Set task — Pull each line holding the word "this" from the data.

Stored records —
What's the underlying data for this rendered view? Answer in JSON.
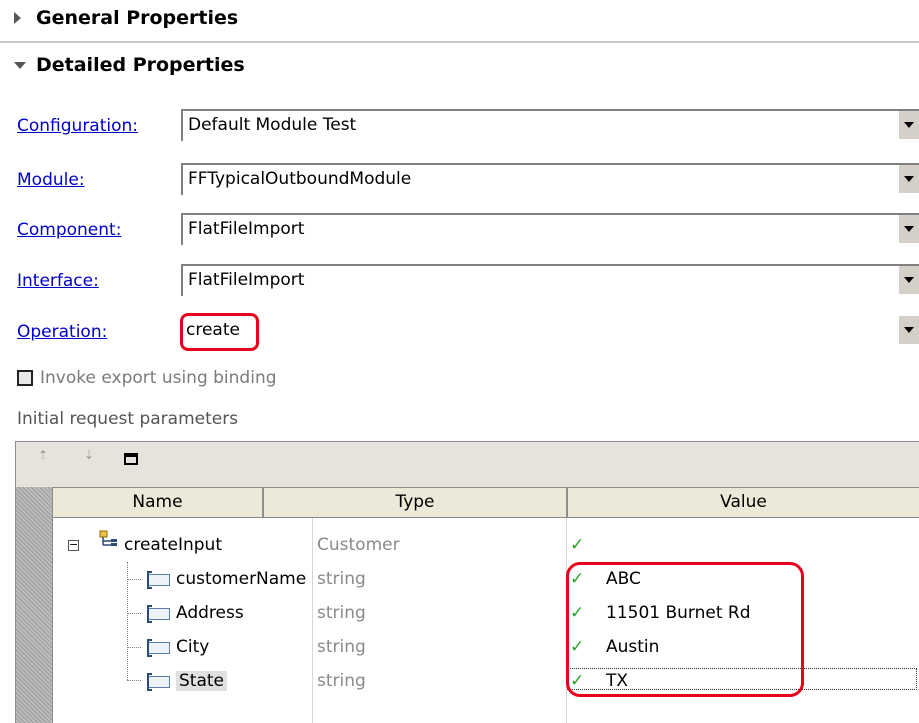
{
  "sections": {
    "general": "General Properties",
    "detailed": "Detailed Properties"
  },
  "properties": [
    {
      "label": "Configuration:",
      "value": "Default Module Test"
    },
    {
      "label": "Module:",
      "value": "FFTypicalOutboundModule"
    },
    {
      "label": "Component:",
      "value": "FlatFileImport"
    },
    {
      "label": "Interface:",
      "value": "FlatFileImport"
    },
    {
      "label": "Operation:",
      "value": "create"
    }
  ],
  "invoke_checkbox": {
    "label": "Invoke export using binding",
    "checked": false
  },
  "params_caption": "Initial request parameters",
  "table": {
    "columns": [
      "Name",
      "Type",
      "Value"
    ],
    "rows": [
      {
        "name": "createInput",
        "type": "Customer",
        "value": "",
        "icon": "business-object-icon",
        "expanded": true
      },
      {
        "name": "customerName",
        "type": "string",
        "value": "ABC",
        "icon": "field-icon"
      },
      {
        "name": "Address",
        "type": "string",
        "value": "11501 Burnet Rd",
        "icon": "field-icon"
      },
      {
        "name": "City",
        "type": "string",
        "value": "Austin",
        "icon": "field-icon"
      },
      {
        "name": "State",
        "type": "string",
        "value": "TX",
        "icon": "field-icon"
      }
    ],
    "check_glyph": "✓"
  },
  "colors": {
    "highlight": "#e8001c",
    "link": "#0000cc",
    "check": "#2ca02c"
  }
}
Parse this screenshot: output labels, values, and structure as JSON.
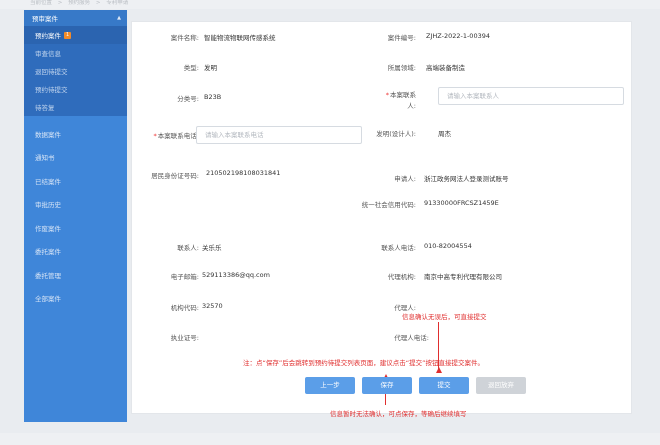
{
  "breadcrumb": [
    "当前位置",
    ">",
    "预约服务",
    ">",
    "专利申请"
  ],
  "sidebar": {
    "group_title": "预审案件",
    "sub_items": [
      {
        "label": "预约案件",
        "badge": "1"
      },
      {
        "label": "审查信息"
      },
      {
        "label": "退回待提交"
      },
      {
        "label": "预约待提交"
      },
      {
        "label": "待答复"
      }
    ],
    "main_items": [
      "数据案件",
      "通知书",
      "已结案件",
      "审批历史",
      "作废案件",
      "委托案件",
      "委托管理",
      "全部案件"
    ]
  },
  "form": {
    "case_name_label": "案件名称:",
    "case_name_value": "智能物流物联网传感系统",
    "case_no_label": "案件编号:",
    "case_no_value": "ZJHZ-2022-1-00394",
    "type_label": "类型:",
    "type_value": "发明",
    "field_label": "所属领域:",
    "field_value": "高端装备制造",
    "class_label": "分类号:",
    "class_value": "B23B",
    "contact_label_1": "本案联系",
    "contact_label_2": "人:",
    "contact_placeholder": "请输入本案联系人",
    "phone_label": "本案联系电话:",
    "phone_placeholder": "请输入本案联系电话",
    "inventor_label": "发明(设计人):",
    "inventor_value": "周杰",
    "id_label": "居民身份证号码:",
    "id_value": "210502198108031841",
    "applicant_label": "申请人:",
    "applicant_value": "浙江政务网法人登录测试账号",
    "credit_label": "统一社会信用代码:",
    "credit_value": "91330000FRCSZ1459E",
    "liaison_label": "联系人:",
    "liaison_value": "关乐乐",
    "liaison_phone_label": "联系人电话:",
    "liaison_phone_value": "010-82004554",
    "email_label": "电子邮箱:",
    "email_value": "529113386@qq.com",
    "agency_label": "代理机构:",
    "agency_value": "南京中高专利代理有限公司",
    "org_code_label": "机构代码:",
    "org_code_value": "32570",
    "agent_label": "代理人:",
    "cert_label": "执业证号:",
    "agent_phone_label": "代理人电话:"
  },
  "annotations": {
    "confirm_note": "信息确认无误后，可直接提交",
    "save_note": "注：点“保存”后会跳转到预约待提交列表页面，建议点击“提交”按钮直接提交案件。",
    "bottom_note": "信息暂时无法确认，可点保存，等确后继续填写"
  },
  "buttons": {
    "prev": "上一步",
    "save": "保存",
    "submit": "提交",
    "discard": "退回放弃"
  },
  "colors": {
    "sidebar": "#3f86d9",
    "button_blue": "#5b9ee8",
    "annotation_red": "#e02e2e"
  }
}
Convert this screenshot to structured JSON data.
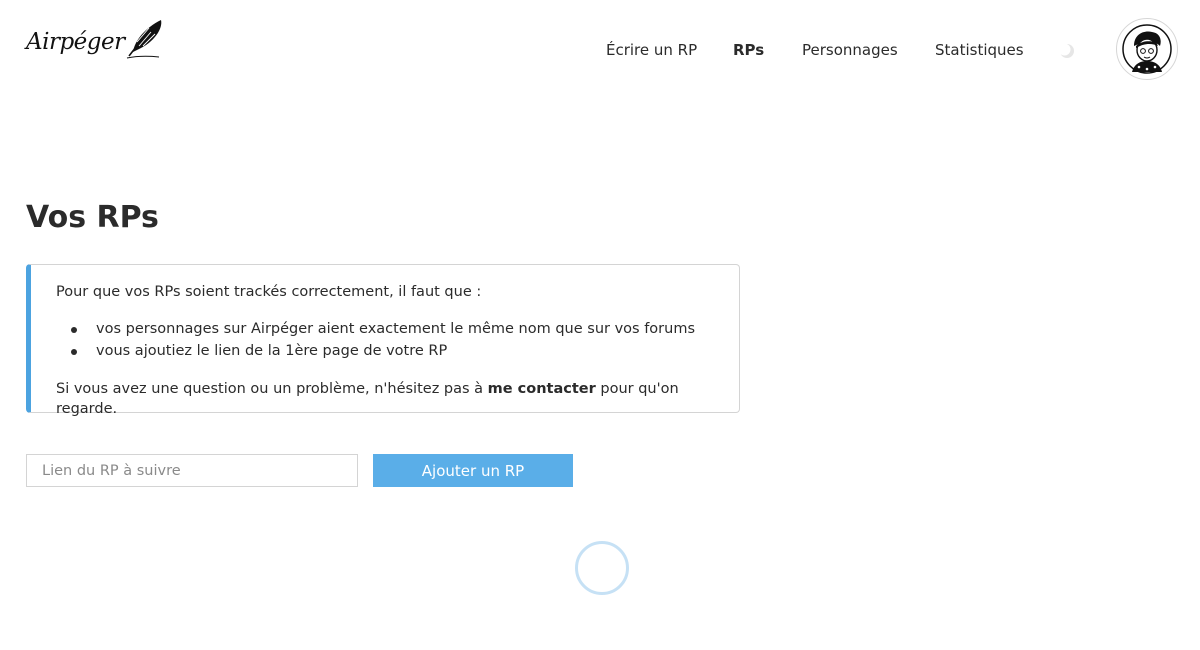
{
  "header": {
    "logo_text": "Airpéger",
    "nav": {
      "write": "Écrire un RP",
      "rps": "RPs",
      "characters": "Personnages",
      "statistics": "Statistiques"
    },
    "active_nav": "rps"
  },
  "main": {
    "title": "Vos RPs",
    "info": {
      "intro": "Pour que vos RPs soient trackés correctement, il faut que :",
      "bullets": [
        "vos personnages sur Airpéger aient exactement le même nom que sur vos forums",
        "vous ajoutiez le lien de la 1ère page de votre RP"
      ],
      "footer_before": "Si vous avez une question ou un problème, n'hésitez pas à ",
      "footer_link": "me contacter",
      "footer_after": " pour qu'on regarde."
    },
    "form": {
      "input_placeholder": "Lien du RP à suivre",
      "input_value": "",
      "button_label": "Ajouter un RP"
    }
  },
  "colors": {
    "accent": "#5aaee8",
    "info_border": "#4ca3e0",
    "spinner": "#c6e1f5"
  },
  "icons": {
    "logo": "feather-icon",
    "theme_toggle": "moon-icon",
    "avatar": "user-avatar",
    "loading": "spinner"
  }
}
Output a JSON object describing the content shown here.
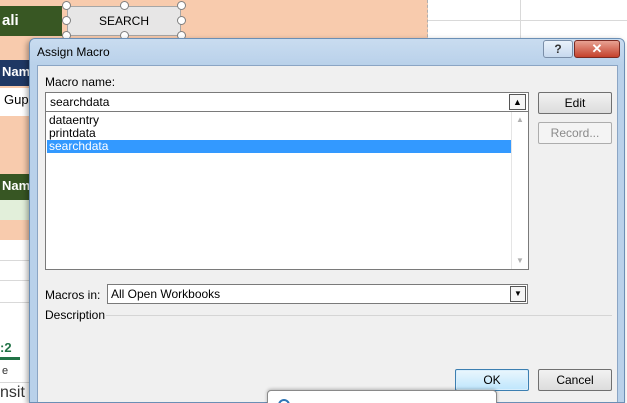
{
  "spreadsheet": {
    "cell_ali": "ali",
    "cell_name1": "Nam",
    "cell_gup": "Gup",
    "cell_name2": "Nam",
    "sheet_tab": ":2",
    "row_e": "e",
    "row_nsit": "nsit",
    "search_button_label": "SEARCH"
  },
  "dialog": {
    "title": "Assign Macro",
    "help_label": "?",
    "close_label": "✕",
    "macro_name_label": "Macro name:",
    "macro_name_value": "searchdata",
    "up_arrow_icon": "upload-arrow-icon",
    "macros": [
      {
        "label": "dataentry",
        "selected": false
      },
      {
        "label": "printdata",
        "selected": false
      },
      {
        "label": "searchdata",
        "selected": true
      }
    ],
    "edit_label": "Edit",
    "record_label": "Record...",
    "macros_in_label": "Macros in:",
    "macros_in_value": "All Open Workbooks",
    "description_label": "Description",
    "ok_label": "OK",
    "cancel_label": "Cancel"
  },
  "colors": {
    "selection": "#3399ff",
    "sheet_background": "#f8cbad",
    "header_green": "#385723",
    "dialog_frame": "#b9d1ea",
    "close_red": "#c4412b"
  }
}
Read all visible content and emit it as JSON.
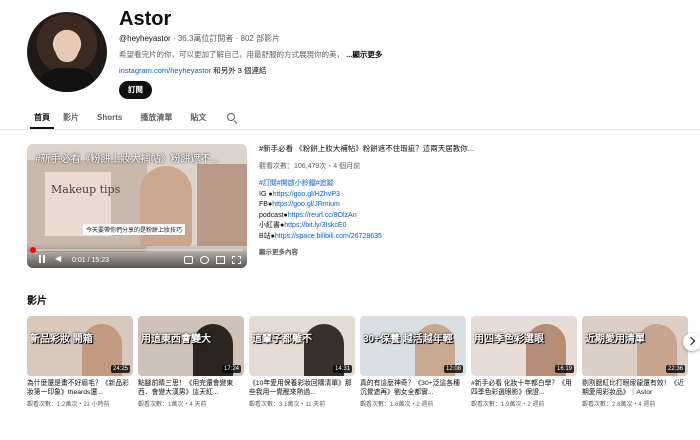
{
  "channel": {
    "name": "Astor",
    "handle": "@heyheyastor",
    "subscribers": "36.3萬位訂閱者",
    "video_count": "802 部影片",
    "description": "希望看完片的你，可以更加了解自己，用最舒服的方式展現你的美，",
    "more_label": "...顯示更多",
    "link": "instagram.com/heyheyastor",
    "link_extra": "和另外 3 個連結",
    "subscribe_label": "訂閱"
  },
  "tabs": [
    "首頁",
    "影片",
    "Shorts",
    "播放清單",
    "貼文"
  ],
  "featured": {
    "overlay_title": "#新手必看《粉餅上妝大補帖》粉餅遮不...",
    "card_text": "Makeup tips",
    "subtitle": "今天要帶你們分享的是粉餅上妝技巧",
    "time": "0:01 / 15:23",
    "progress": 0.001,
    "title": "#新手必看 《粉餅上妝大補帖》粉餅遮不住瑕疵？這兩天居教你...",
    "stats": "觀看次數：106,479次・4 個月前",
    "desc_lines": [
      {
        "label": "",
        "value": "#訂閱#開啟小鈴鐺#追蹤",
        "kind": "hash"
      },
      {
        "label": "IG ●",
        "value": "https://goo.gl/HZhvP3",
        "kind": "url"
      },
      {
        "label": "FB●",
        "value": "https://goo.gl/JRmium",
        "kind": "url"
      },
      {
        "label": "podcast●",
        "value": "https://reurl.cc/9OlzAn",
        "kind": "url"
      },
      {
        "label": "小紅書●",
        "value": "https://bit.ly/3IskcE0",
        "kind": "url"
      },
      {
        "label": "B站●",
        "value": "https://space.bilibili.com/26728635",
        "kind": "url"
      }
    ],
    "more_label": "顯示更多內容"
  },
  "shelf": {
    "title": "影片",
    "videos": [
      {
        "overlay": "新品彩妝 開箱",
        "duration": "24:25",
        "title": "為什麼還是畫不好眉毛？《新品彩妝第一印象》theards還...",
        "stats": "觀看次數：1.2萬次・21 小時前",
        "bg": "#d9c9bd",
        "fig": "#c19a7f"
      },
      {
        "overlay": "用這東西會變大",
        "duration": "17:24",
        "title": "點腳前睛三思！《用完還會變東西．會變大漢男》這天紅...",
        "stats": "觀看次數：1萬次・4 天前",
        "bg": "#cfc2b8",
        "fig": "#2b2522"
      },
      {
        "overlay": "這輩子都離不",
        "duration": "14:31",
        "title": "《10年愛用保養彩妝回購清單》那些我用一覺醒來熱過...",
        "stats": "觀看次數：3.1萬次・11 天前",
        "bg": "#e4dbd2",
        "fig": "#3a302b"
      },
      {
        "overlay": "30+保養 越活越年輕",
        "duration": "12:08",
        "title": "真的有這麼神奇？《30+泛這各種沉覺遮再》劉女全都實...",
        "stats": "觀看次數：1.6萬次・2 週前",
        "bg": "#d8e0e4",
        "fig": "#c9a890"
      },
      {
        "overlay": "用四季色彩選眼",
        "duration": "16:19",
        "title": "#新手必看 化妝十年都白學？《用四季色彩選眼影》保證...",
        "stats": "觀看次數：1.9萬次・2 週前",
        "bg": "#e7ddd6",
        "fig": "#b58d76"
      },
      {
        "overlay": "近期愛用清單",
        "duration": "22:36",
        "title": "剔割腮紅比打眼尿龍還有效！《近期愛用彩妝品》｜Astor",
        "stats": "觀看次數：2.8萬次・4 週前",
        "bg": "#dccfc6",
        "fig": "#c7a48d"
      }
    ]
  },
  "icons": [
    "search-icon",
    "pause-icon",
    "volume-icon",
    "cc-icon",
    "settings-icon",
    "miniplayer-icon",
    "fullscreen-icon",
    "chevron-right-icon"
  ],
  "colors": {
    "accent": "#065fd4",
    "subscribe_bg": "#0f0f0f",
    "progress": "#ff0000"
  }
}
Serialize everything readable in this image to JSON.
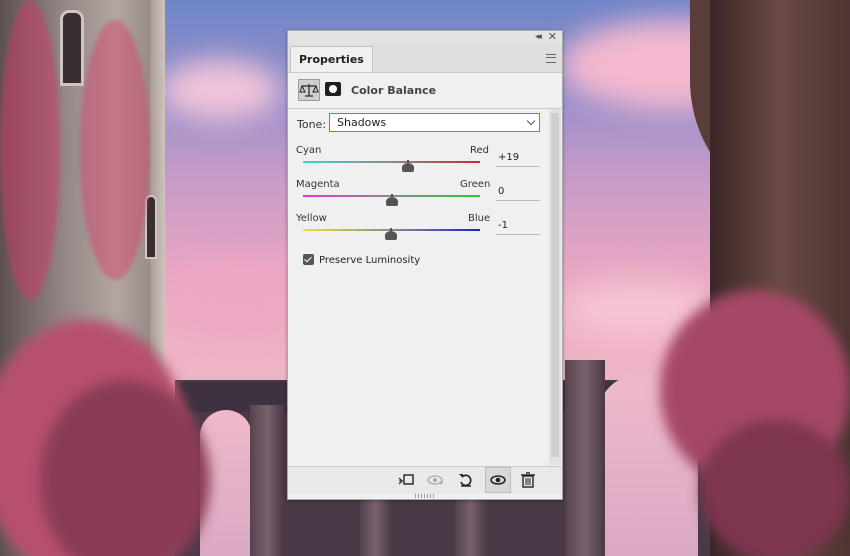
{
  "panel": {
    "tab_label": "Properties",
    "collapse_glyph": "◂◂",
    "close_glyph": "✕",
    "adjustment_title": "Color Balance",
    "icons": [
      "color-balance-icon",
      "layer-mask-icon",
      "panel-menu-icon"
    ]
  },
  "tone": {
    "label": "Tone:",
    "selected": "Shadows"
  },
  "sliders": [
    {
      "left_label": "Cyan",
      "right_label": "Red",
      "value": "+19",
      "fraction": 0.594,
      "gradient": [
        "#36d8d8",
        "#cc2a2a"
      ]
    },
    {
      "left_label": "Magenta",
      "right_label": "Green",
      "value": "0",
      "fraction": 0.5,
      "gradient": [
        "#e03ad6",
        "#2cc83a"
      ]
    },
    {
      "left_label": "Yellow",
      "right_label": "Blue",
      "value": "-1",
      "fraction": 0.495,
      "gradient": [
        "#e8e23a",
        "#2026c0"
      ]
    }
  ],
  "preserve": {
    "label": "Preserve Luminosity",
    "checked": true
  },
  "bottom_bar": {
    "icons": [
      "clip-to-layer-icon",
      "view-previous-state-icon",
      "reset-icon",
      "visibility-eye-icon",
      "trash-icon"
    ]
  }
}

Finished answer —
What's the underlying data for this rendered view? Answer in JSON.
Parse this screenshot: output labels, values, and structure as JSON.
Convert this screenshot to structured JSON data.
Serialize everything readable in this image to JSON.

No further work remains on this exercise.